Provide the data again in its entirety, exactly as given.

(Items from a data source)
● ● ● ● ● ● ●
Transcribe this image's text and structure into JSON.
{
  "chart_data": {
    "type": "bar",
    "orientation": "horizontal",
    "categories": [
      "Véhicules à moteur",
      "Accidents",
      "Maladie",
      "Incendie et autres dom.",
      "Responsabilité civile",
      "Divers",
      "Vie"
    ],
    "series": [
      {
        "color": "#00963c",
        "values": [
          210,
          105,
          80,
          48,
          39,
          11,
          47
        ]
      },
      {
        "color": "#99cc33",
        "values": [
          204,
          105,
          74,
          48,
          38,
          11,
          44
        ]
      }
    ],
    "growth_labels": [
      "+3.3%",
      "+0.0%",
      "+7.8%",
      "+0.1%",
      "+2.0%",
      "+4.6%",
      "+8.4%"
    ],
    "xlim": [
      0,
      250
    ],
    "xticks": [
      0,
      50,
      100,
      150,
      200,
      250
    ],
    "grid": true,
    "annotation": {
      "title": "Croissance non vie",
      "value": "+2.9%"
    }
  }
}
● ● ● ● ● ● ●
## SOLUTION BELOW
Transcribe this image's text and structure into JSON.
{
  "chart_data": {
    "type": "bar",
    "orientation": "horizontal",
    "categories": [
      "Véhicules à moteur",
      "Accidents",
      "Maladie",
      "Incendie et autres dom.",
      "Responsabilité civile",
      "Divers",
      "Vie"
    ],
    "series": [
      {
        "color": "#00963c",
        "values": [
          210,
          105,
          80,
          48,
          39,
          11,
          47
        ]
      },
      {
        "color": "#99cc33",
        "values": [
          204,
          105,
          74,
          48,
          38,
          11,
          44
        ]
      }
    ],
    "growth_labels": [
      "+3.3%",
      "+0.0%",
      "+7.8%",
      "+0.1%",
      "+2.0%",
      "+4.6%",
      "+8.4%"
    ],
    "xlim": [
      0,
      250
    ],
    "xticks": [
      0,
      50,
      100,
      150,
      200,
      250
    ],
    "grid": true,
    "annotation": {
      "title": "Croissance non vie",
      "value": "+2.9%"
    }
  }
}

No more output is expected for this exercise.